> _Material provided_:
※ ※ ※

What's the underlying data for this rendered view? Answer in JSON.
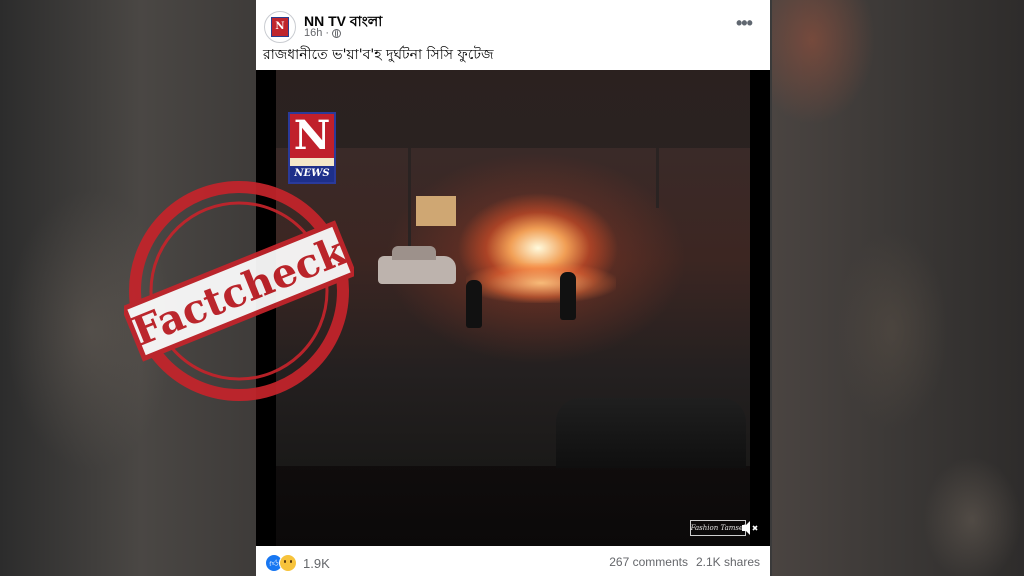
{
  "post": {
    "page_name": "NN TV বাংলা",
    "time": "16h",
    "privacy_icon": "globe-icon",
    "caption": "রাজধানীতে ভ'য়া'ব'হ দুর্ঘটনা সিসি ফুটেজ",
    "more_icon": "ellipsis-icon"
  },
  "video": {
    "logo_letter": "N",
    "logo_news": "NEWS",
    "watermark": "Fashion Tamsel",
    "mute_icon": "speaker-muted-icon"
  },
  "stats": {
    "reaction_count": "1.9K",
    "comments": "267 comments",
    "shares": "2.1K shares",
    "reaction_icons": [
      "like-icon",
      "sad-icon"
    ]
  },
  "stamp": {
    "text": "Factcheck",
    "color": "#c4242b"
  },
  "colors": {
    "facebook_blue": "#1877f2",
    "stamp_red": "#c4242b",
    "text_primary": "#050505",
    "text_secondary": "#65676b"
  }
}
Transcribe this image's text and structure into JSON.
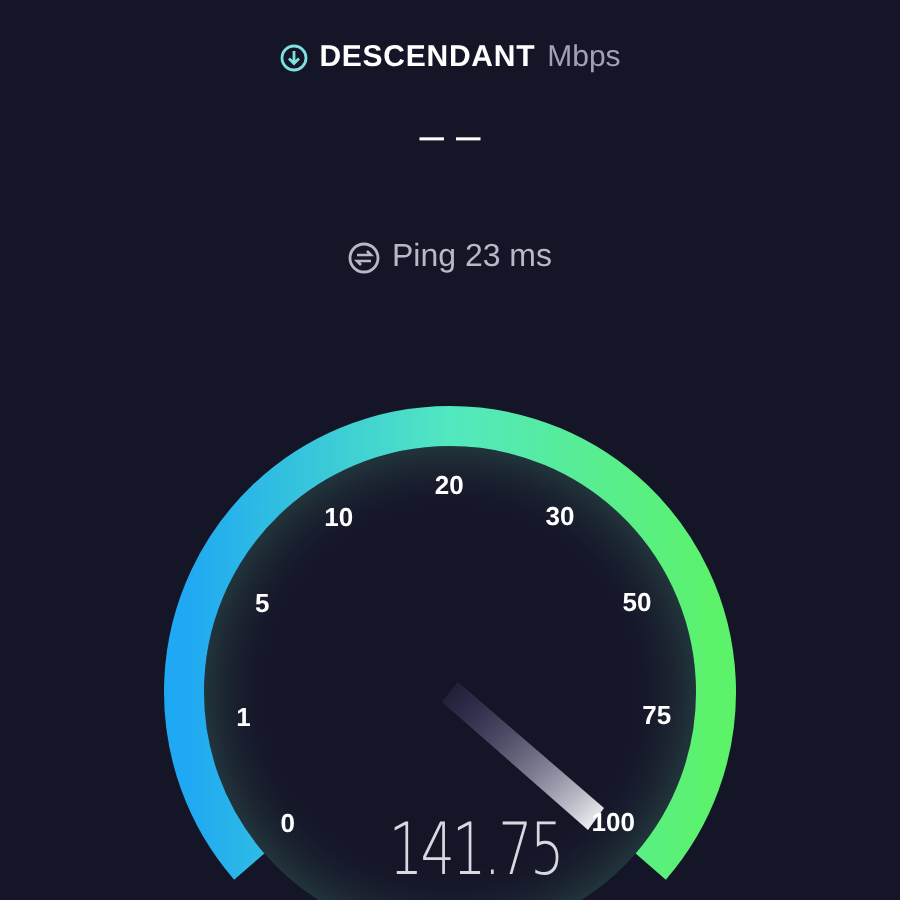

※ ※ ※

> _Exercise brief_: Give only a number: how many lines of the data hold the string "this"?

> _Response_: 2